Aim of the exercise: Give every entry again, word for word.

-- begin The data --

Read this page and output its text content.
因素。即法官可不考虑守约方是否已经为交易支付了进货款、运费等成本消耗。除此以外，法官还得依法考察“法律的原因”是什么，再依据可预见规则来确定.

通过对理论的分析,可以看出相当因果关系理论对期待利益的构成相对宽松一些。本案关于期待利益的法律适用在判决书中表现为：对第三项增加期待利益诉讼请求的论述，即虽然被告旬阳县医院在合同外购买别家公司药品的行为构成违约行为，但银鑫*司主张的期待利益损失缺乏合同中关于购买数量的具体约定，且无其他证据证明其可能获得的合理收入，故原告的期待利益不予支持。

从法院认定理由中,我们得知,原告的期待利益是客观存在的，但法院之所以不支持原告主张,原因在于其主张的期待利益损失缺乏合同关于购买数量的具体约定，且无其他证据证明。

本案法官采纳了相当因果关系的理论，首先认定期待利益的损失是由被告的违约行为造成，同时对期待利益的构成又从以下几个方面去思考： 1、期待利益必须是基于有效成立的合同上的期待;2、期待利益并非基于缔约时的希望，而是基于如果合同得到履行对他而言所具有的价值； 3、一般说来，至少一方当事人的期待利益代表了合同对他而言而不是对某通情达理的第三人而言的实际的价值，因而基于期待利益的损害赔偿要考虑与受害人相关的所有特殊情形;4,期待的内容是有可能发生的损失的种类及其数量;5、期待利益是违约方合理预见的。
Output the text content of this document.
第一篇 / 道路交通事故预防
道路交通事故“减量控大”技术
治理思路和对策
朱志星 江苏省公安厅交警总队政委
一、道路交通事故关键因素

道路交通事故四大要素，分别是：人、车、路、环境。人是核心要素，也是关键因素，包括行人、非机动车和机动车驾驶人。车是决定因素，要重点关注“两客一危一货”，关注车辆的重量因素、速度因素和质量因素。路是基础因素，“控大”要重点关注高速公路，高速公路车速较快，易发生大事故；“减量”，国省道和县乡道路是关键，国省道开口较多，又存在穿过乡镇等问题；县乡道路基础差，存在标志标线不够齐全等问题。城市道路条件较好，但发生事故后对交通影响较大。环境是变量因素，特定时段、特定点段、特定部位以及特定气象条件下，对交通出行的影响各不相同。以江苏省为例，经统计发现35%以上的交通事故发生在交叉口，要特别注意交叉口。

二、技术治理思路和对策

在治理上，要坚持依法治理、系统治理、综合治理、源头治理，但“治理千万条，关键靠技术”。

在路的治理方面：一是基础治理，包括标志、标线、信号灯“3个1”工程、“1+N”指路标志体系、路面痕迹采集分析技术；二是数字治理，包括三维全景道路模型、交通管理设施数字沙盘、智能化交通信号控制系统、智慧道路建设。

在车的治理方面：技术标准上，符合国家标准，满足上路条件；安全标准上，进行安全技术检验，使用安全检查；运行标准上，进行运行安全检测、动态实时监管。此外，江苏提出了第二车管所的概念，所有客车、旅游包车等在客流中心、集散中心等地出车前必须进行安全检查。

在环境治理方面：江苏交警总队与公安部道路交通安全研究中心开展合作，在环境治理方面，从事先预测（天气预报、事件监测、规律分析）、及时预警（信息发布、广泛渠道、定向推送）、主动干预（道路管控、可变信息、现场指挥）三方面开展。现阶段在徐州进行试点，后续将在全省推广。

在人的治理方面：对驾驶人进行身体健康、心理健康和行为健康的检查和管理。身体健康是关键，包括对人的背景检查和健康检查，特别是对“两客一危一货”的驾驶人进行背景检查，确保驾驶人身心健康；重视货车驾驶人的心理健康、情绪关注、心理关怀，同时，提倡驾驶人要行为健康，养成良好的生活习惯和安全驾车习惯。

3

-- end The data --

Correct answer:
Read this page and output its text content.
因素。即法官可不考虑守约方是否已经为交易支付了进货款、运费等成本消耗。除此以外，法官还得依法考察“法律的原因”是什么，再依据可预见规则来确定.

通过对理论的分析,可以看出相当因果关系理论对期待利益的构成相对宽松一些。本案关于期待利益的法律适用在判决书中表现为：对第三项增加期待利益诉讼请求的论述，即虽然被告旬阳县医院在合同外购买别家公司药品的行为构成违约行为，但银鑫*司主张的期待利益损失缺乏合同中关于购买数量的具体约定，且无其他证据证明其可能获得的合理收入，故原告的期待利益不予支持。

从法院认定理由中,我们得知,原告的期待利益是客观存在的，但法院之所以不支持原告主张,原因在于其主张的期待利益损失缺乏合同关于购买数量的具体约定，且无其他证据证明。

本案法官采纳了相当因果关系的理论，首先认定期待利益的损失是由被告的违约行为造成，同时对期待利益的构成又从以下几个方面去思考： 1、期待利益必须是基于有效成立的合同上的期待;2、期待利益并非基于缔约时的希望，而是基于如果合同得到履行对他而言所具有的价值； 3、一般说来，至少一方当事人的期待利益代表了合同对他而言而不是对某通情达理的第三人而言的实际的价值，因而基于期待利益的损害赔偿要考虑与受害人相关的所有特殊情形;4,期待的内容是有可能发生的损失的种类及其数量;5、期待利益是违约方合理预见的。
Output the text content of this document.
第一篇 / 道路交通事故预防
道路交通事故“减量控大”技术
治理思路和对策
朱志星 江苏省公安厅交警总队政委
一、道路交通事故关键因素

道路交通事故四大要素，分别是：人、车、路、环境。人是核心要素，也是关键因素，包括行人、非机动车和机动车驾驶人。车是决定因素，要重点关注“两客一危一货”，关注车辆的重量因素、速度因素和质量因素。路是基础因素，“控大”要重点关注高速公路，高速公路车速较快，易发生大事故；“减量”，国省道和县乡道路是关键，国省道开口较多，又存在穿过乡镇等问题；县乡道路基础差，存在标志标线不够齐全等问题。城市道路条件较好，但发生事故后对交通影响较大。环境是变量因素，特定时段、特定点段、特定部位以及特定气象条件下，对交通出行的影响各不相同。以江苏省为例，经统计发现35%以上的交通事故发生在交叉口，要特别注意交叉口。

二、技术治理思路和对策

在治理上，要坚持依法治理、系统治理、综合治理、源头治理，但“治理千万条，关键靠技术”。

在路的治理方面：一是基础治理，包括标志、标线、信号灯“3个1”工程、“1+N”指路标志体系、路面痕迹采集分析技术；二是数字治理，包括三维全景道路模型、交通管理设施数字沙盘、智能化交通信号控制系统、智慧道路建设。

在车的治理方面：技术标准上，符合国家标准，满足上路条件；安全标准上，进行安全技术检验，使用安全检查；运行标准上，进行运行安全检测、动态实时监管。此外，江苏提出了第二车管所的概念，所有客车、旅游包车等在客流中心、集散中心等地出车前必须进行安全检查。

在环境治理方面：江苏交警总队与公安部道路交通安全研究中心开展合作，在环境治理方面，从事先预测（天气预报、事件监测、规律分析）、及时预警（信息发布、广泛渠道、定向推送）、主动干预（道路管控、可变信息、现场指挥）三方面开展。现阶段在徐州进行试点，后续将在全省推广。

在人的治理方面：对驾驶人进行身体健康、心理健康和行为健康的检查和管理。身体健康是关键，包括对人的背景检查和健康检查，特别是对“两客一危一货”的驾驶人进行背景检查，确保驾驶人身心健康；重视货车驾驶人的心理健康、情绪关注、心理关怀，同时，提倡驾驶人要行为健康，养成良好的生活习惯和安全驾车习惯。

3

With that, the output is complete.